→ GIVEN PROBLEM:
Output every line of the data exactly as it appears.

--- START DATA PROVIDED ---

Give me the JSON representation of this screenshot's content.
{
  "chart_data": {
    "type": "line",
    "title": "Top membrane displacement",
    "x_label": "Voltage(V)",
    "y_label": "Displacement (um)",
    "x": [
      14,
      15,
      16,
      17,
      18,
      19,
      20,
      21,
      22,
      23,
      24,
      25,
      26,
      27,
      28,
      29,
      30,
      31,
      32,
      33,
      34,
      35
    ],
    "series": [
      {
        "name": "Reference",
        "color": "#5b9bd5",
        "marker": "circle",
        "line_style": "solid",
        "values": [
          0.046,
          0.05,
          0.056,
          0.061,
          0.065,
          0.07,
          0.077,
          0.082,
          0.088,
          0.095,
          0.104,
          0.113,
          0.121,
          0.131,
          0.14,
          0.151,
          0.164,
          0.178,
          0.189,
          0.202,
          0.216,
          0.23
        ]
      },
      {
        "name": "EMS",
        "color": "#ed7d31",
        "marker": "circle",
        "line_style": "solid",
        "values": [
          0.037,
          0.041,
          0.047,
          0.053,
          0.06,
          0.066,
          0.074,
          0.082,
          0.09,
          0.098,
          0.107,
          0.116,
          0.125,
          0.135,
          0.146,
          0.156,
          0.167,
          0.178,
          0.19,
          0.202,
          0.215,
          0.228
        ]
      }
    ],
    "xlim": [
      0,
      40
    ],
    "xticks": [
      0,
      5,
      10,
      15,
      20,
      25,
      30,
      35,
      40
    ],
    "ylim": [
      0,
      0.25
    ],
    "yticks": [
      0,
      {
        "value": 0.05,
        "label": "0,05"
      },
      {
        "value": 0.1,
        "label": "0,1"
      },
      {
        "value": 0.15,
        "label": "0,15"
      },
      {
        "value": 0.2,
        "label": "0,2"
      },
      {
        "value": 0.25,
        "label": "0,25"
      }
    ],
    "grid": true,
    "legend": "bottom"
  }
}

--- END DATA PROVIDED ---

→ RESPONSE TO THIS TASK:
Give me the JSON representation of this screenshot's content.
{
  "chart_data": {
    "type": "line",
    "title": "Top membrane displacement",
    "x_label": "Voltage(V)",
    "y_label": "Displacement (um)",
    "x": [
      14,
      15,
      16,
      17,
      18,
      19,
      20,
      21,
      22,
      23,
      24,
      25,
      26,
      27,
      28,
      29,
      30,
      31,
      32,
      33,
      34,
      35
    ],
    "series": [
      {
        "name": "Reference",
        "color": "#5b9bd5",
        "marker": "circle",
        "line_style": "solid",
        "values": [
          0.046,
          0.05,
          0.056,
          0.061,
          0.065,
          0.07,
          0.077,
          0.082,
          0.088,
          0.095,
          0.104,
          0.113,
          0.121,
          0.131,
          0.14,
          0.151,
          0.164,
          0.178,
          0.189,
          0.202,
          0.216,
          0.23
        ]
      },
      {
        "name": "EMS",
        "color": "#ed7d31",
        "marker": "circle",
        "line_style": "solid",
        "values": [
          0.037,
          0.041,
          0.047,
          0.053,
          0.06,
          0.066,
          0.074,
          0.082,
          0.09,
          0.098,
          0.107,
          0.116,
          0.125,
          0.135,
          0.146,
          0.156,
          0.167,
          0.178,
          0.19,
          0.202,
          0.215,
          0.228
        ]
      }
    ],
    "xlim": [
      0,
      40
    ],
    "xticks": [
      0,
      5,
      10,
      15,
      20,
      25,
      30,
      35,
      40
    ],
    "ylim": [
      0,
      0.25
    ],
    "yticks": [
      0,
      {
        "value": 0.05,
        "label": "0,05"
      },
      {
        "value": 0.1,
        "label": "0,1"
      },
      {
        "value": 0.15,
        "label": "0,15"
      },
      {
        "value": 0.2,
        "label": "0,2"
      },
      {
        "value": 0.25,
        "label": "0,25"
      }
    ],
    "grid": true,
    "legend": "bottom"
  }
}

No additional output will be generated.